• _INPUT MATERIAL_
↓
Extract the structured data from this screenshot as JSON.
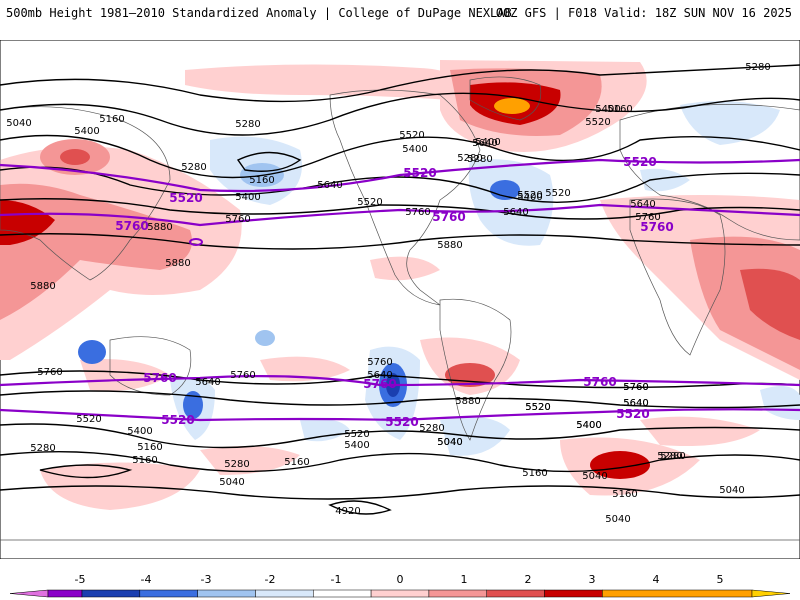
{
  "header": {
    "title": "500mb Height 1981–2010 Standardized Anomaly | College of DuPage NEXLAB",
    "run_info": "00Z GFS | F018 Valid: 18Z SUN NOV 16 2025"
  },
  "map": {
    "variable": "500mb Height",
    "model": "GFS",
    "black_contour_labels": [
      "5280",
      "5040",
      "5400",
      "5160",
      "5280",
      "5400",
      "5520",
      "5640",
      "5280",
      "5160",
      "5400",
      "5640",
      "5520",
      "5760",
      "5880",
      "5280",
      "5400",
      "5160",
      "5400",
      "5520",
      "5640",
      "5760",
      "5880",
      "5520",
      "5400",
      "5280",
      "5520",
      "5640",
      "5760",
      "5880",
      "5760",
      "5880",
      "5760",
      "5640",
      "5760",
      "5640",
      "5520",
      "5400",
      "5160",
      "5280",
      "5160",
      "5040",
      "5280",
      "5160",
      "5040",
      "4920",
      "5520",
      "5400",
      "5280",
      "5040",
      "5880",
      "5760",
      "5640",
      "5520",
      "5400",
      "5160",
      "5040",
      "5280",
      "5160",
      "5040",
      "5040",
      "5400",
      "5280",
      "5520",
      "5760",
      "5640"
    ],
    "purple_contour_labels": [
      "5520",
      "5520",
      "5760",
      "5760",
      "5520",
      "5760",
      "5760",
      "5760",
      "5520",
      "5520",
      "5760",
      "5520"
    ],
    "colors": {
      "neg_contour": "#8a00c8",
      "contour": "#000000",
      "land_outline": "#555555"
    }
  },
  "colorbar": {
    "ticks": [
      "-5",
      "-4",
      "-3",
      "-2",
      "-1",
      "0",
      "1",
      "2",
      "3",
      "4",
      "5"
    ],
    "colors": [
      "#e070e0",
      "#8a00c8",
      "#1a3fb0",
      "#3a6ee0",
      "#a0c4f0",
      "#d8e8fa",
      "#ffffff",
      "#ffd0d0",
      "#f49696",
      "#e05050",
      "#c80000",
      "#ffa000",
      "#ffd000"
    ]
  }
}
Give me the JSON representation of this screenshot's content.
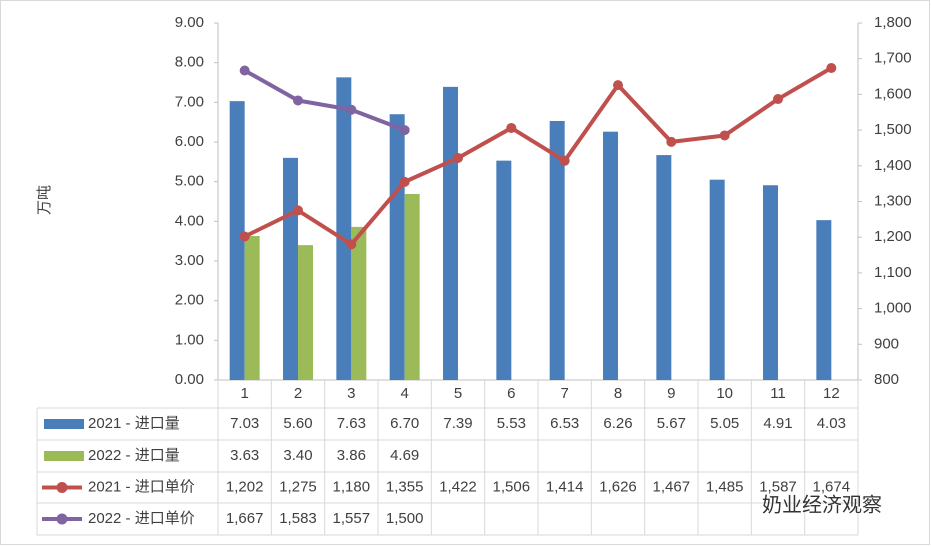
{
  "chart_data": {
    "type": "bar",
    "y_label": "万吨",
    "watermark": "奶业经济观察",
    "categories": [
      "1",
      "2",
      "3",
      "4",
      "5",
      "6",
      "7",
      "8",
      "9",
      "10",
      "11",
      "12"
    ],
    "ylim": [
      0,
      9
    ],
    "yticks": [
      {
        "value": 0,
        "label": "0.00"
      },
      {
        "value": 1,
        "label": "1.00"
      },
      {
        "value": 2,
        "label": "2.00"
      },
      {
        "value": 3,
        "label": "3.00"
      },
      {
        "value": 4,
        "label": "4.00"
      },
      {
        "value": 5,
        "label": "5.00"
      },
      {
        "value": 6,
        "label": "6.00"
      },
      {
        "value": 7,
        "label": "7.00"
      },
      {
        "value": 8,
        "label": "8.00"
      },
      {
        "value": 9,
        "label": "9.00"
      }
    ],
    "y2lim": [
      800,
      1800
    ],
    "y2ticks": [
      800,
      900,
      {
        "value": 1000,
        "label": "1,000"
      },
      {
        "value": 1100,
        "label": "1,100"
      },
      {
        "value": 1200,
        "label": "1,200"
      },
      {
        "value": 1300,
        "label": "1,300"
      },
      {
        "value": 1400,
        "label": "1,400"
      },
      {
        "value": 1500,
        "label": "1,500"
      },
      {
        "value": 1600,
        "label": "1,600"
      },
      {
        "value": 1700,
        "label": "1,700"
      },
      {
        "value": 1800,
        "label": "1,800"
      }
    ],
    "series": [
      {
        "name": "2021 - 进口量",
        "type": "bar",
        "color": "#4a7ebb",
        "values": [
          7.03,
          5.6,
          7.63,
          6.7,
          7.39,
          5.53,
          6.53,
          6.26,
          5.67,
          5.05,
          4.91,
          4.03
        ],
        "value_labels": [
          "7.03",
          "5.60",
          "7.63",
          "6.70",
          "7.39",
          "5.53",
          "6.53",
          "6.26",
          "5.67",
          "5.05",
          "4.91",
          "4.03"
        ]
      },
      {
        "name": "2022 - 进口量",
        "type": "bar",
        "color": "#9bbb59",
        "values": [
          3.63,
          3.4,
          3.86,
          4.69,
          null,
          null,
          null,
          null,
          null,
          null,
          null,
          null
        ],
        "value_labels": [
          "3.63",
          "3.40",
          "3.86",
          "4.69",
          null,
          null,
          null,
          null,
          null,
          null,
          null,
          null
        ]
      },
      {
        "name": "2021 - 进口单价",
        "type": "line",
        "axis": "y2",
        "color": "#c0504d",
        "values": [
          1202,
          1275,
          1180,
          1355,
          1422,
          1506,
          1414,
          1626,
          1467,
          1485,
          1587,
          1674
        ],
        "value_labels": [
          "1,202",
          "1,275",
          "1,180",
          "1,355",
          "1,422",
          "1,506",
          "1,414",
          "1,626",
          "1,467",
          "1,485",
          "1,587",
          "1,674"
        ]
      },
      {
        "name": "2022 - 进口单价",
        "type": "line",
        "axis": "y2",
        "color": "#8064a2",
        "values": [
          1667,
          1583,
          1557,
          1500,
          null,
          null,
          null,
          null,
          null,
          null,
          null,
          null
        ],
        "value_labels": [
          "1,667",
          "1,583",
          "1,557",
          "1,500",
          null,
          null,
          null,
          null,
          null,
          null,
          null,
          null
        ]
      }
    ]
  }
}
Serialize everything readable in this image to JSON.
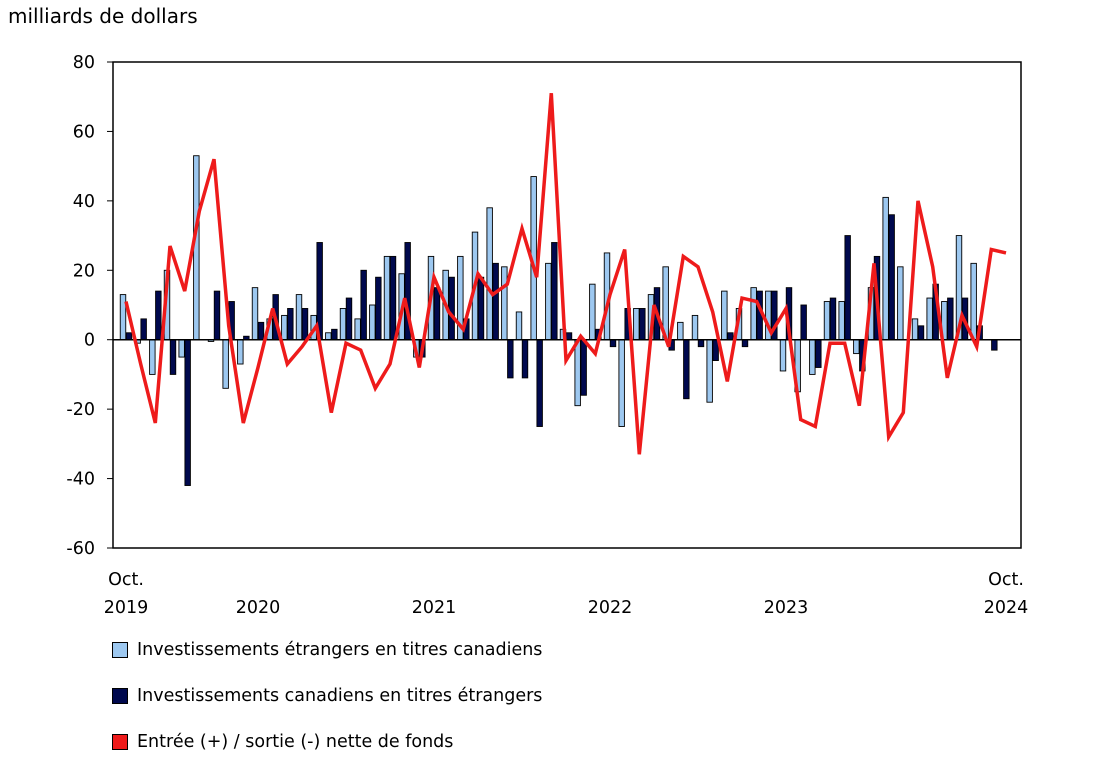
{
  "unit_label": "milliards de dollars",
  "colors": {
    "foreign": "#9dc8f0",
    "canadian": "#00094e",
    "net": "#ee1b1b"
  },
  "chart_data": {
    "type": "bar",
    "ylim": [
      -60,
      80
    ],
    "yticks": [
      -60,
      -40,
      -20,
      0,
      20,
      40,
      60,
      80
    ],
    "grid": false,
    "legend_position": "bottom-left",
    "x_axis_labels": [
      {
        "index": 0,
        "line1": "Oct.",
        "line2": "2019"
      },
      {
        "index": 9,
        "line1": "",
        "line2": "2020"
      },
      {
        "index": 21,
        "line1": "",
        "line2": "2021"
      },
      {
        "index": 33,
        "line1": "",
        "line2": "2022"
      },
      {
        "index": 45,
        "line1": "",
        "line2": "2023"
      },
      {
        "index": 60,
        "line1": "Oct.",
        "line2": "2024"
      }
    ],
    "series": [
      {
        "name": "Investissements étrangers en titres canadiens",
        "type": "bar",
        "color": "#9dc8f0",
        "values": [
          13,
          -1,
          -10,
          20,
          -5,
          53,
          -0.5,
          -14,
          -7,
          15,
          6,
          7,
          13,
          7,
          2,
          9,
          6,
          10,
          24,
          19,
          -5,
          24,
          20,
          24,
          31,
          38,
          21,
          8,
          47,
          22,
          3,
          -19,
          16,
          25,
          -25,
          9,
          13,
          21,
          5,
          7,
          -18,
          14,
          9,
          15,
          14,
          -9,
          -15,
          -10,
          11,
          11,
          -4,
          15,
          41,
          21,
          6,
          12,
          11,
          30,
          22,
          0,
          0
        ],
        "note": "61 monthly periods; Oct 2019 to Oct 2024"
      },
      {
        "name": "Investissements canadiens en titres étrangers",
        "type": "bar",
        "color": "#00094e",
        "values": [
          2,
          6,
          14,
          -10,
          -42,
          0,
          14,
          11,
          1,
          5,
          13,
          9,
          9,
          28,
          3,
          12,
          20,
          18,
          24,
          28,
          -5,
          15,
          18,
          6,
          18,
          22,
          -11,
          -11,
          -25,
          28,
          2,
          -16,
          3,
          -2,
          9,
          9,
          15,
          -3,
          -17,
          -2,
          -6,
          2,
          -2,
          14,
          14,
          15,
          10,
          -8,
          12,
          30,
          -9,
          24,
          36,
          0,
          4,
          16,
          12,
          12,
          4,
          -3,
          0
        ]
      },
      {
        "name": "Entrée (+) / sortie (-) nette de fonds",
        "type": "line",
        "color": "#ee1b1b",
        "values": [
          11,
          -7,
          -24,
          27,
          14,
          37,
          52,
          4,
          -24,
          -8,
          9,
          -7,
          -2,
          4,
          -21,
          -1,
          -3,
          -14,
          -7,
          12,
          -8,
          18,
          8,
          3,
          19,
          13,
          16,
          32,
          18,
          71,
          -6,
          1,
          -4,
          13,
          26,
          -33,
          10,
          -2,
          24,
          21,
          8,
          -12,
          12,
          11,
          2,
          9,
          -23,
          -25,
          -1,
          -1,
          -19,
          22,
          -28,
          -21,
          40,
          21,
          -11,
          7,
          -2,
          26,
          25
        ]
      }
    ]
  },
  "legend": [
    {
      "label": "Investissements étrangers en titres canadiens",
      "color": "#9dc8f0"
    },
    {
      "label": "Investissements canadiens en titres étrangers",
      "color": "#00094e"
    },
    {
      "label": "Entrée (+) / sortie (-) nette de fonds",
      "color": "#ee1b1b"
    }
  ]
}
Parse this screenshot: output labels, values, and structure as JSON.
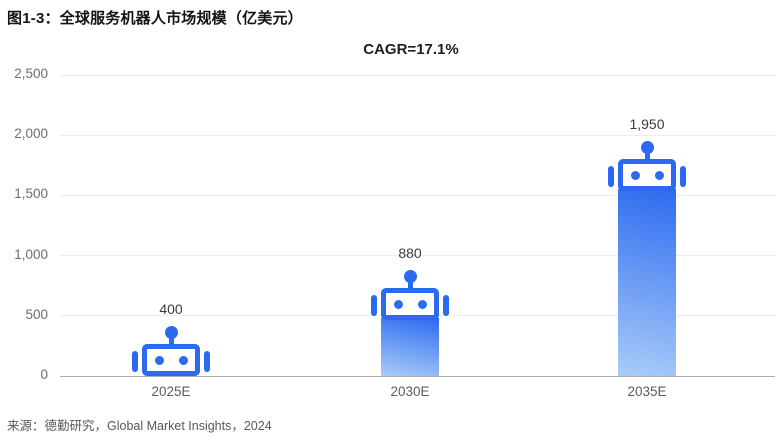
↑
• _YOUR TASK_
Pick out all lines from the data above in which the word "JSON" appears.

• _FINISHED EXERCISE_
Extract the structured data from this screenshot as JSON.
Give me the JSON representation of this screenshot's content.
Serialize everything readable in this image to JSON.
Parse this screenshot: output labels, values, and structure as JSON.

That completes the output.